Task details => Copy every entry exactly as given, minus the images.

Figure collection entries
━━━━━━━━━━━━━━━━━━━━
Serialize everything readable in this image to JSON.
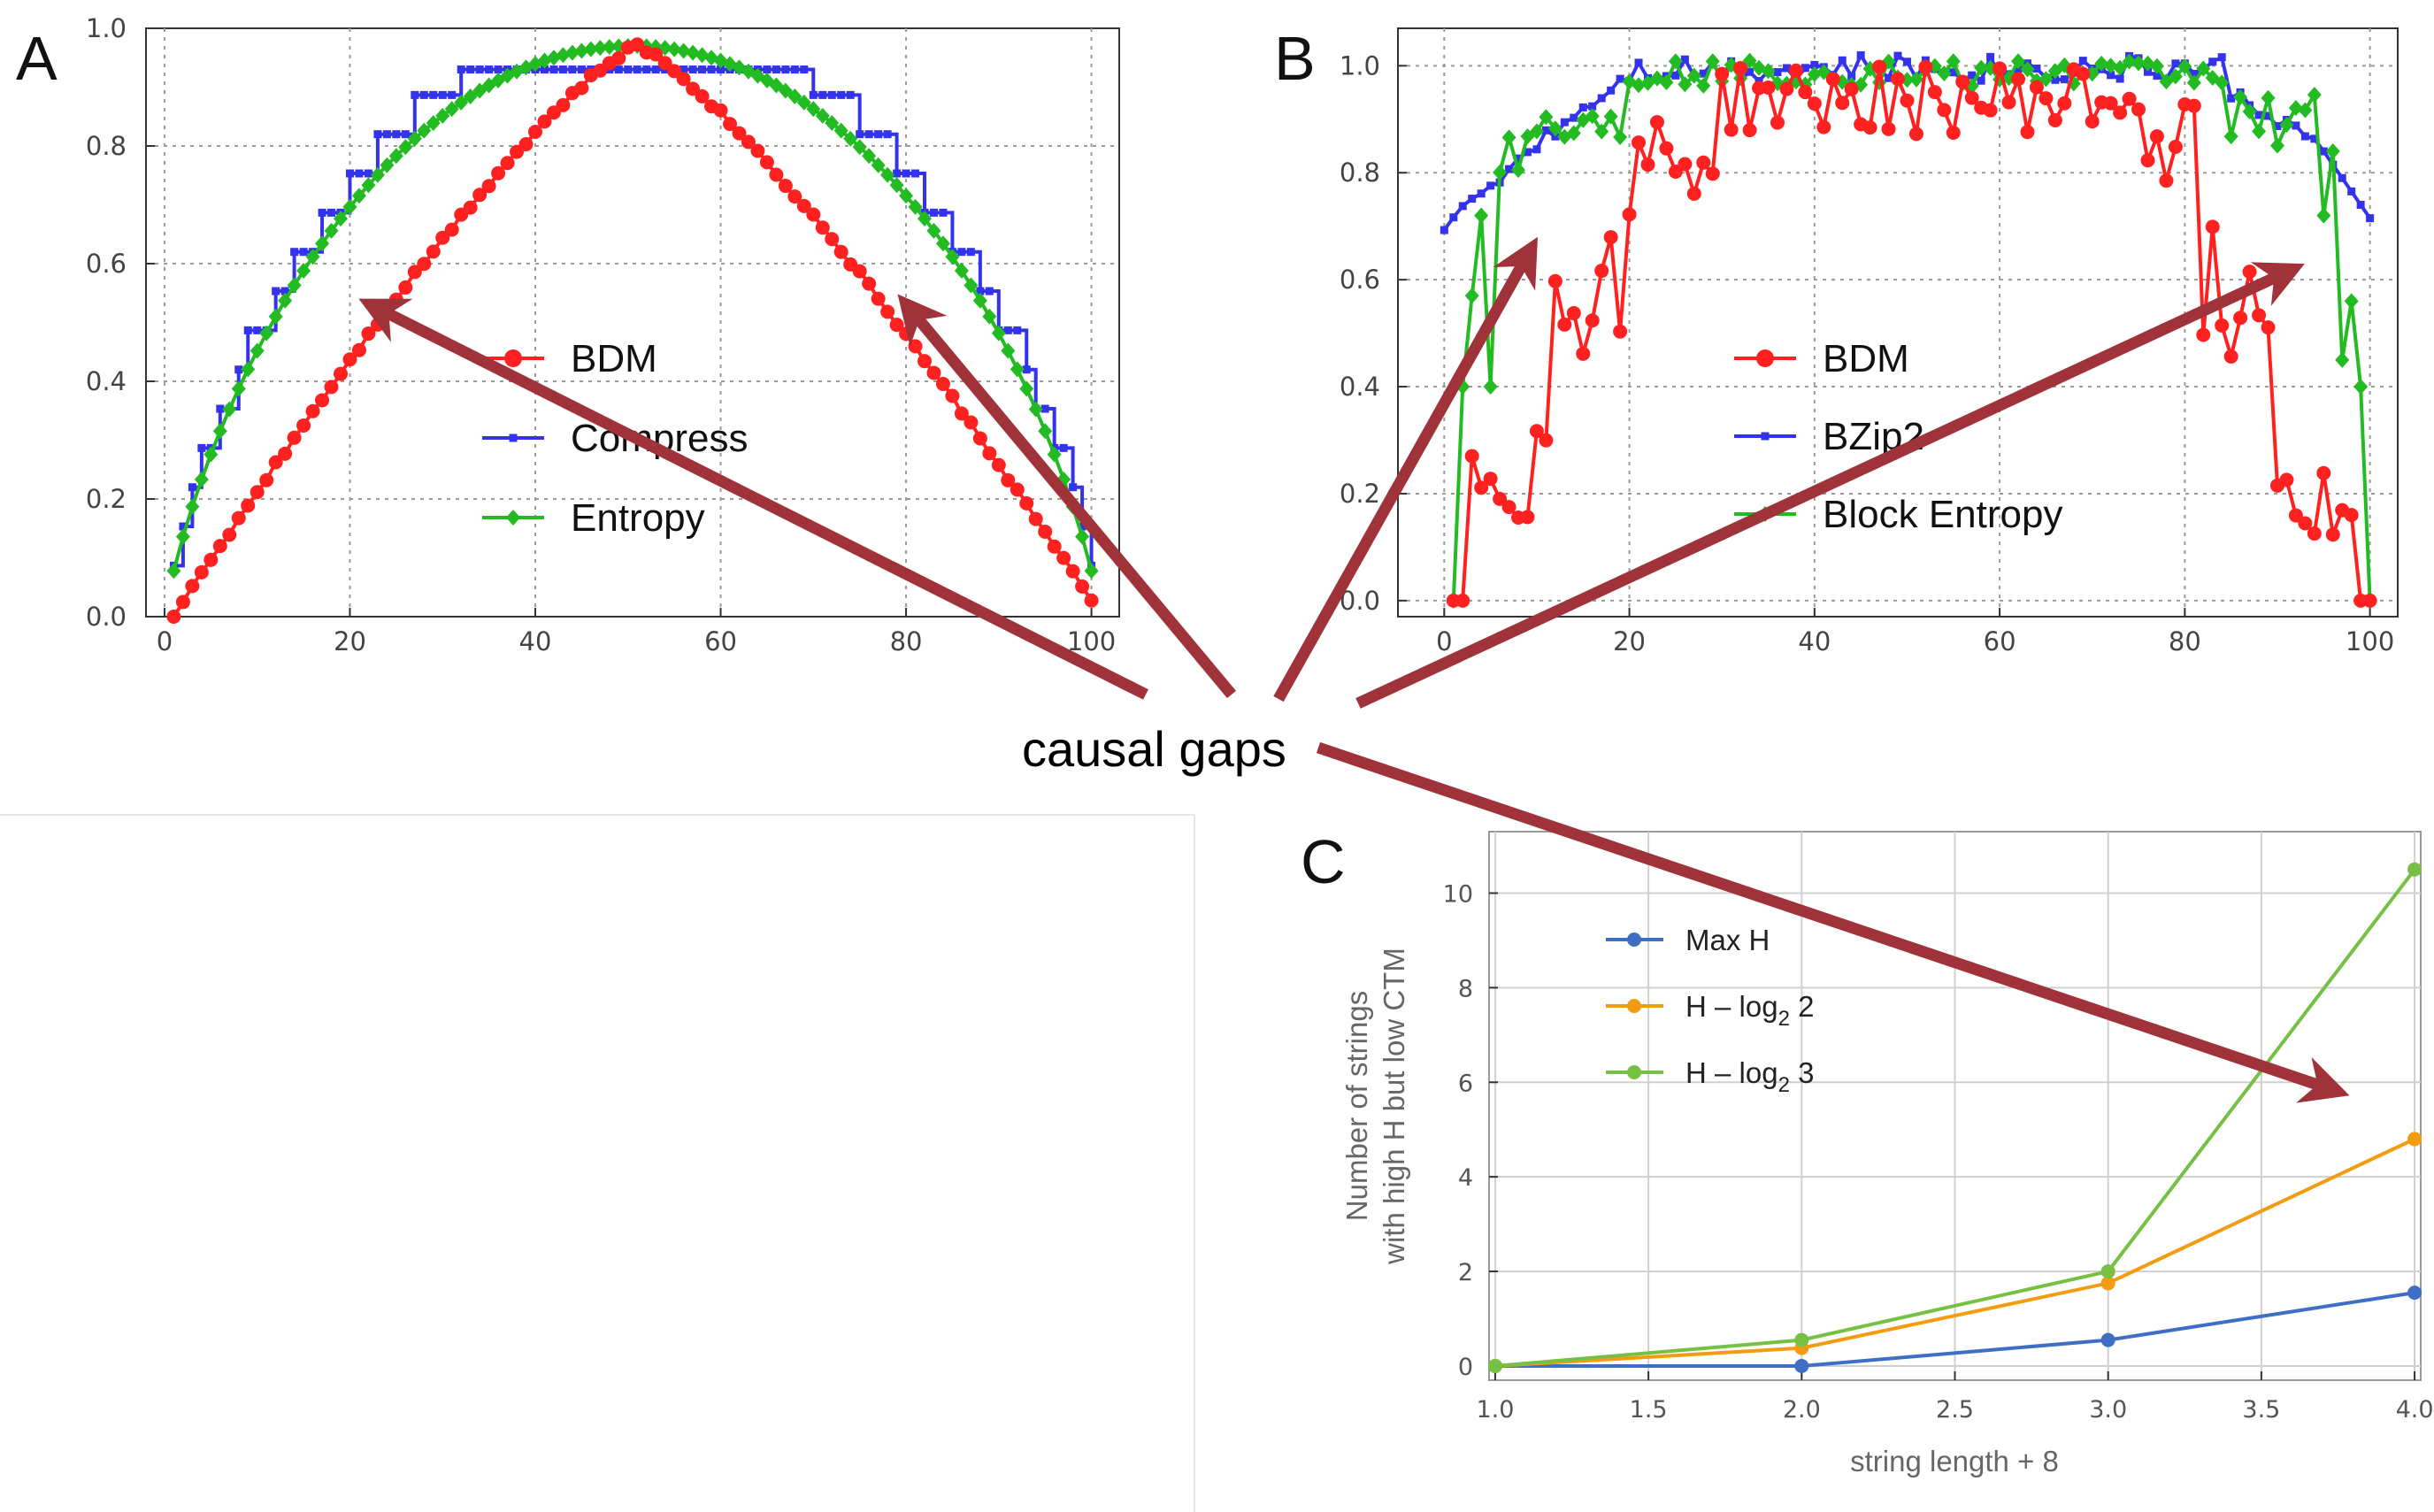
{
  "annotation": {
    "text": "causal gaps"
  },
  "chart_data": [
    {
      "id": "A",
      "type": "line",
      "panel_label": "A",
      "x_ticks": [
        "0",
        "20",
        "40",
        "60",
        "80",
        "100"
      ],
      "y_ticks": [
        "0.0",
        "0.2",
        "0.4",
        "0.6",
        "0.8",
        "1.0"
      ],
      "xlim": [
        -2,
        103
      ],
      "ylim": [
        0,
        1
      ],
      "grid": true,
      "legend_position": "center",
      "series": [
        {
          "name": "BDM",
          "color": "#ff2020",
          "marker": "circle",
          "shape": "bdm_parabola",
          "peak": 0.97
        },
        {
          "name": "Compress",
          "color": "#3333ee",
          "marker": "square",
          "shape": "stepped_arch",
          "peak": 0.93
        },
        {
          "name": "Entropy",
          "color": "#22bb22",
          "marker": "diamond",
          "shape": "entropy_arch",
          "peak": 0.97
        }
      ]
    },
    {
      "id": "B",
      "type": "line",
      "panel_label": "B",
      "x_ticks": [
        "0",
        "20",
        "40",
        "60",
        "80",
        "100"
      ],
      "y_ticks": [
        "0.0",
        "0.2",
        "0.4",
        "0.6",
        "0.8",
        "1.0"
      ],
      "xlim": [
        -5,
        103
      ],
      "ylim": [
        -0.03,
        1.07
      ],
      "grid": true,
      "legend_position": "center",
      "series": [
        {
          "name": "BDM",
          "color": "#ff2020",
          "marker": "circle",
          "shape": "bdm_noisy"
        },
        {
          "name": "BZip2",
          "color": "#3333ee",
          "marker": "square",
          "shape": "bzip_plateau"
        },
        {
          "name": "Block Entropy",
          "color": "#22bb22",
          "marker": "diamond",
          "shape": "block_entropy"
        }
      ]
    },
    {
      "id": "C",
      "type": "line",
      "panel_label": "C",
      "xlabel": "string length + 8",
      "ylabel_line1": "Number of strings",
      "ylabel_line2": "with high H but low CTM",
      "x_ticks": [
        "1.0",
        "1.5",
        "2.0",
        "2.5",
        "3.0",
        "3.5",
        "4.0"
      ],
      "y_ticks": [
        "0",
        "2",
        "4",
        "6",
        "8",
        "10"
      ],
      "xlim": [
        0.98,
        4.02
      ],
      "ylim": [
        -0.3,
        11.3
      ],
      "grid": true,
      "legend_position": "top-left",
      "series": [
        {
          "name": "Max H",
          "name_main": "Max H",
          "name_sub": "",
          "name_tail": "",
          "color": "#3f6fc4",
          "x": [
            1,
            2,
            3,
            4
          ],
          "values": [
            0,
            0,
            0.55,
            1.55
          ]
        },
        {
          "name": "H – log2 2",
          "name_main": "H – log",
          "name_sub": "2",
          "name_tail": " 2",
          "color": "#f39c12",
          "x": [
            1,
            2,
            3,
            4
          ],
          "values": [
            0,
            0.38,
            1.75,
            4.8
          ]
        },
        {
          "name": "H – log2 3",
          "name_main": "H – log",
          "name_sub": "2",
          "name_tail": " 3",
          "color": "#76c043",
          "x": [
            1,
            2,
            3,
            4
          ],
          "values": [
            0,
            0.55,
            2.0,
            10.5
          ]
        }
      ]
    }
  ]
}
━━━━━━━━━━━━━━━━━━━━
Exercise output =>
Serialize everything readable in this image to JSON.
{
  "annotation": {
    "text": "causal gaps"
  },
  "chart_data": [
    {
      "id": "A",
      "type": "line",
      "panel_label": "A",
      "x_ticks": [
        "0",
        "20",
        "40",
        "60",
        "80",
        "100"
      ],
      "y_ticks": [
        "0.0",
        "0.2",
        "0.4",
        "0.6",
        "0.8",
        "1.0"
      ],
      "xlim": [
        -2,
        103
      ],
      "ylim": [
        0,
        1
      ],
      "grid": true,
      "legend_position": "center",
      "series": [
        {
          "name": "BDM",
          "color": "#ff2020",
          "marker": "circle",
          "shape": "bdm_parabola",
          "peak": 0.97
        },
        {
          "name": "Compress",
          "color": "#3333ee",
          "marker": "square",
          "shape": "stepped_arch",
          "peak": 0.93
        },
        {
          "name": "Entropy",
          "color": "#22bb22",
          "marker": "diamond",
          "shape": "entropy_arch",
          "peak": 0.97
        }
      ]
    },
    {
      "id": "B",
      "type": "line",
      "panel_label": "B",
      "x_ticks": [
        "0",
        "20",
        "40",
        "60",
        "80",
        "100"
      ],
      "y_ticks": [
        "0.0",
        "0.2",
        "0.4",
        "0.6",
        "0.8",
        "1.0"
      ],
      "xlim": [
        -5,
        103
      ],
      "ylim": [
        -0.03,
        1.07
      ],
      "grid": true,
      "legend_position": "center",
      "series": [
        {
          "name": "BDM",
          "color": "#ff2020",
          "marker": "circle",
          "shape": "bdm_noisy"
        },
        {
          "name": "BZip2",
          "color": "#3333ee",
          "marker": "square",
          "shape": "bzip_plateau"
        },
        {
          "name": "Block Entropy",
          "color": "#22bb22",
          "marker": "diamond",
          "shape": "block_entropy"
        }
      ]
    },
    {
      "id": "C",
      "type": "line",
      "panel_label": "C",
      "xlabel": "string length + 8",
      "ylabel_line1": "Number of strings",
      "ylabel_line2": "with high H but low CTM",
      "x_ticks": [
        "1.0",
        "1.5",
        "2.0",
        "2.5",
        "3.0",
        "3.5",
        "4.0"
      ],
      "y_ticks": [
        "0",
        "2",
        "4",
        "6",
        "8",
        "10"
      ],
      "xlim": [
        0.98,
        4.02
      ],
      "ylim": [
        -0.3,
        11.3
      ],
      "grid": true,
      "legend_position": "top-left",
      "series": [
        {
          "name": "Max H",
          "name_main": "Max H",
          "name_sub": "",
          "name_tail": "",
          "color": "#3f6fc4",
          "x": [
            1,
            2,
            3,
            4
          ],
          "values": [
            0,
            0,
            0.55,
            1.55
          ]
        },
        {
          "name": "H – log2 2",
          "name_main": "H – log",
          "name_sub": "2",
          "name_tail": " 2",
          "color": "#f39c12",
          "x": [
            1,
            2,
            3,
            4
          ],
          "values": [
            0,
            0.38,
            1.75,
            4.8
          ]
        },
        {
          "name": "H – log2 3",
          "name_main": "H – log",
          "name_sub": "2",
          "name_tail": " 3",
          "color": "#76c043",
          "x": [
            1,
            2,
            3,
            4
          ],
          "values": [
            0,
            0.55,
            2.0,
            10.5
          ]
        }
      ]
    }
  ]
}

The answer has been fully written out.